── MATERIAL ──

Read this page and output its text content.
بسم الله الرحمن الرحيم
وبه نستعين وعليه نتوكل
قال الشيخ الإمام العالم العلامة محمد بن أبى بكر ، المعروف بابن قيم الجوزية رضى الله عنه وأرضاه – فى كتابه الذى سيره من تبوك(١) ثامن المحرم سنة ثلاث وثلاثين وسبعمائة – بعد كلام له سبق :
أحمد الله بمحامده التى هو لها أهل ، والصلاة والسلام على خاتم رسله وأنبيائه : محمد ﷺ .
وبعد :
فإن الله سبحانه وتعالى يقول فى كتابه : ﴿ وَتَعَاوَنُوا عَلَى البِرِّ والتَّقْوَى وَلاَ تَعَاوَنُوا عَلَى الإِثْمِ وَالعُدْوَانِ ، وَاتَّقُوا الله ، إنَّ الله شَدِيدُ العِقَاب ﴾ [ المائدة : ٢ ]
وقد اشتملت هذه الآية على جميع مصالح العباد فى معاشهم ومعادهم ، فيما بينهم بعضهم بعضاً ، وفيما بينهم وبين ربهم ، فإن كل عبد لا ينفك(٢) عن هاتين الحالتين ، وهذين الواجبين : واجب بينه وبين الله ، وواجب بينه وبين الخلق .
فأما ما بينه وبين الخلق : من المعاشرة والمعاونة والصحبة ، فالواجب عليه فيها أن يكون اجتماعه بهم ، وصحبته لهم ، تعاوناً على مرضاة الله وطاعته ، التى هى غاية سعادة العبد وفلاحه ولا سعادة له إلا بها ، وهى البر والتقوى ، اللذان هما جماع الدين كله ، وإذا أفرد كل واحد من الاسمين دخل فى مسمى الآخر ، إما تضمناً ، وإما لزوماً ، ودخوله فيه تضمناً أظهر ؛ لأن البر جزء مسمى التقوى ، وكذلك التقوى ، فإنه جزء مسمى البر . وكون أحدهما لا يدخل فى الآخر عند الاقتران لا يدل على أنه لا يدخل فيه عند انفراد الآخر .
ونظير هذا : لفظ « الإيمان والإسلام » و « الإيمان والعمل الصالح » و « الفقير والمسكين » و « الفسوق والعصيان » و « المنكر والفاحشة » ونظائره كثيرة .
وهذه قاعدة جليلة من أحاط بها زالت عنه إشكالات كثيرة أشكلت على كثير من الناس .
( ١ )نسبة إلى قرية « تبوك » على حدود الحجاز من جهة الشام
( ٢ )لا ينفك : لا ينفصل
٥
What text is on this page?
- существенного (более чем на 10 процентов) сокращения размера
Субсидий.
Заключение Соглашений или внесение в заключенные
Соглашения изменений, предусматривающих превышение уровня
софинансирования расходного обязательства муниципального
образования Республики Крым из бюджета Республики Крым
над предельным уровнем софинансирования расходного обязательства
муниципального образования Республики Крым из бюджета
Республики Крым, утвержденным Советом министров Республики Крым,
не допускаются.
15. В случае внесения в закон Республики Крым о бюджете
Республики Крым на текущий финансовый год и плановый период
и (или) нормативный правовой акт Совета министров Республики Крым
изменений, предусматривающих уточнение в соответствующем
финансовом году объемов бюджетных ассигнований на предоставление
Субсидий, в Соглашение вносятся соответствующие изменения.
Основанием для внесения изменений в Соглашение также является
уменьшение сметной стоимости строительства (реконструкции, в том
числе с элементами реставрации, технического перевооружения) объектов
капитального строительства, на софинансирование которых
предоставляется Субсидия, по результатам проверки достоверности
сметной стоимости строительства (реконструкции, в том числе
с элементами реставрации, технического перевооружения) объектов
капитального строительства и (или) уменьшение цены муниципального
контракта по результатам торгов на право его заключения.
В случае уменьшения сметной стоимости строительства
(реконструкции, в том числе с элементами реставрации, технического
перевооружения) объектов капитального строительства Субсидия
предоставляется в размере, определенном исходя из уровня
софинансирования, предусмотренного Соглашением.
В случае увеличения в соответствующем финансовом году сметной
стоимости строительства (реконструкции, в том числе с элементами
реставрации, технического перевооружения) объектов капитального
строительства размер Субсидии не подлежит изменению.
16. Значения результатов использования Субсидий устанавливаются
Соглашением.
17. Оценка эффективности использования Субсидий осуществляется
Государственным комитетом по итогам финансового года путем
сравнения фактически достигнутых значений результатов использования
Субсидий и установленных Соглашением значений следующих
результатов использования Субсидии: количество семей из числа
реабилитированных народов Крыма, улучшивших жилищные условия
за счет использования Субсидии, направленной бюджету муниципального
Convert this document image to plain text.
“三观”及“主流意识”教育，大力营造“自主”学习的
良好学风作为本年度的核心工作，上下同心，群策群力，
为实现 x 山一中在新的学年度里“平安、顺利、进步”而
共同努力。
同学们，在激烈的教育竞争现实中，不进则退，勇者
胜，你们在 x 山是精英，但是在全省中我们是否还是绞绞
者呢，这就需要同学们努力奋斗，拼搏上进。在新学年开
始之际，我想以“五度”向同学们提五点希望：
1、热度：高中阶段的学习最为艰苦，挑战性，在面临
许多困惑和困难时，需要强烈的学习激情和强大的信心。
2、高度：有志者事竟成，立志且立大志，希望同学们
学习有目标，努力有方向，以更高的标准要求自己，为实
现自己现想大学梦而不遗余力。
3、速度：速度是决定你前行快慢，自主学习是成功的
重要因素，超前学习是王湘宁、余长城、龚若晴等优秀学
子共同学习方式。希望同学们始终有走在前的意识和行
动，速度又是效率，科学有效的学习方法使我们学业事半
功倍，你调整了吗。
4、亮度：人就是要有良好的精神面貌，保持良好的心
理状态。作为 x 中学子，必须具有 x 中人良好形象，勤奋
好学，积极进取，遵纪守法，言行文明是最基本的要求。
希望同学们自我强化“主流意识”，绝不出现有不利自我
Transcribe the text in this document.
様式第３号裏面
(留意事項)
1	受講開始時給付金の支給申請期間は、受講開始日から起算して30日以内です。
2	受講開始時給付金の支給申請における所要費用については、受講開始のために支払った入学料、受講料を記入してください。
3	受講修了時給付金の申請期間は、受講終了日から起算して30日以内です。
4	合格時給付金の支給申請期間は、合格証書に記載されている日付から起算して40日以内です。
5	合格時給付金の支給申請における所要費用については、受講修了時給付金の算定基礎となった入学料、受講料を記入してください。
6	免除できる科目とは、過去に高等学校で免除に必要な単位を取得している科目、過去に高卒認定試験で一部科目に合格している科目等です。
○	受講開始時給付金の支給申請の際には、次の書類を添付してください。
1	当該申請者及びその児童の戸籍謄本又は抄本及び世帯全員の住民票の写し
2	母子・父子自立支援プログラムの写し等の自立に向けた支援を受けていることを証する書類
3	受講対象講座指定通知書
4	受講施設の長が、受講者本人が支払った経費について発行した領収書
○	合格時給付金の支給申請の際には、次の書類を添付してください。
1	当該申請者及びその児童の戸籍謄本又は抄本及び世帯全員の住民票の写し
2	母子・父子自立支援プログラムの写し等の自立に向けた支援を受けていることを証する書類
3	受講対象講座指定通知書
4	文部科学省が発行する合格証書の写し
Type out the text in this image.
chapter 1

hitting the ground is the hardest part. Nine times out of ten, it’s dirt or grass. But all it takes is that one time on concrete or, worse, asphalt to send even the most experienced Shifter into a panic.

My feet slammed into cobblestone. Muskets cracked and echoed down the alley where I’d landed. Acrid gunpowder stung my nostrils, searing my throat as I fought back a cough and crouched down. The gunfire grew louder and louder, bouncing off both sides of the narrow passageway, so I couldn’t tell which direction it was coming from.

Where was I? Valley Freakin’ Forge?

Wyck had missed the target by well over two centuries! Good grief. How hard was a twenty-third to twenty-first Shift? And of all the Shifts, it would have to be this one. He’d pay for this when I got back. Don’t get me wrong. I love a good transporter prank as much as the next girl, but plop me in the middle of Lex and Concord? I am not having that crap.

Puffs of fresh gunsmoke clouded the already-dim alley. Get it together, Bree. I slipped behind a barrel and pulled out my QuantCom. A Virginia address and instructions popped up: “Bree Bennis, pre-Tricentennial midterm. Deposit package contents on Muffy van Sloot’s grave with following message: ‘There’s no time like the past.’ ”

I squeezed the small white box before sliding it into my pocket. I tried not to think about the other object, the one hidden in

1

───

Collect the lines that hold "document".

▸ EXERCISE RESPONSE:
Convert this document image to plain text.
Transcribe the text in this document.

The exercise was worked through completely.